[Items from a data source]

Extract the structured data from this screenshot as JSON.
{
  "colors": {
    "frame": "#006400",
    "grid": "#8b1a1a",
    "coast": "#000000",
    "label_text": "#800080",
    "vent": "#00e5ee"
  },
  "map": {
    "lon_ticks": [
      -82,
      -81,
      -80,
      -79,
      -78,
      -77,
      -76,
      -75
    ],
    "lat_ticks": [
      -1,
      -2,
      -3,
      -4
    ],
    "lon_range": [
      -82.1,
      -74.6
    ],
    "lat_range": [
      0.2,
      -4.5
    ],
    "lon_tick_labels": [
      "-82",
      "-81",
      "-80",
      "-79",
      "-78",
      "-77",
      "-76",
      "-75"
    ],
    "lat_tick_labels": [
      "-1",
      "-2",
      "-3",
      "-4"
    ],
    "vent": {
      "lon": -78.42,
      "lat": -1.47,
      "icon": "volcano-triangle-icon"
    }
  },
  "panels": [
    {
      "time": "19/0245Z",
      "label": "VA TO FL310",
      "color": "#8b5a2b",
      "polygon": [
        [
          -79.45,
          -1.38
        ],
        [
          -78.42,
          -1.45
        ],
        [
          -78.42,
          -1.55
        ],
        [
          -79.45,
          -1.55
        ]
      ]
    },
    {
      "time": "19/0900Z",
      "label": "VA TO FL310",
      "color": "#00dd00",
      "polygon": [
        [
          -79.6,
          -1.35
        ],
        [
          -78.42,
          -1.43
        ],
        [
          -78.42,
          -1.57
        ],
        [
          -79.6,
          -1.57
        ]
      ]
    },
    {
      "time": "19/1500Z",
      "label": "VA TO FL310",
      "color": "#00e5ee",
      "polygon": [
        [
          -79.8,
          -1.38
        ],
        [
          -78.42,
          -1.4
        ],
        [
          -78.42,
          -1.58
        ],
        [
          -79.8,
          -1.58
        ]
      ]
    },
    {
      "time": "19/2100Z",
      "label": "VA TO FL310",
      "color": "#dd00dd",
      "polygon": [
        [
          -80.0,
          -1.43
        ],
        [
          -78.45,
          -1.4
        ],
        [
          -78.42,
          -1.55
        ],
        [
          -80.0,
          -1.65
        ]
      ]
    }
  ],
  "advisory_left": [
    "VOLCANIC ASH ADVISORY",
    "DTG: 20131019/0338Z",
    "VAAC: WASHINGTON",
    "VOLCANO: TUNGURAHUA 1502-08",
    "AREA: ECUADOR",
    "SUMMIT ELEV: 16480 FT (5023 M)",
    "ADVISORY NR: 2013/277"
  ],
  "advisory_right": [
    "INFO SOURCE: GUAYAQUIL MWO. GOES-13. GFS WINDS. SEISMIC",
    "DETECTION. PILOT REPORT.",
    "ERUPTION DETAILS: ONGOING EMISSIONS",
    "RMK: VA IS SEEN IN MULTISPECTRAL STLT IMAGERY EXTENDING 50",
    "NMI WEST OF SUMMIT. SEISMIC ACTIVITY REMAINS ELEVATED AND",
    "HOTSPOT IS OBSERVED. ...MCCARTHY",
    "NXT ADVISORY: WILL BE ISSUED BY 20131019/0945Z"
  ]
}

* **Exercise requirements**
Search the data above for lines holding "SUMMIT" and copy each of them.

* **Solution to this problem**
    "SUMMIT ELEV: 16480 FT (5023 M)",
    "NMI WEST OF SUMMIT. SEISMIC ACTIVITY REMAINS ELEVATED AND",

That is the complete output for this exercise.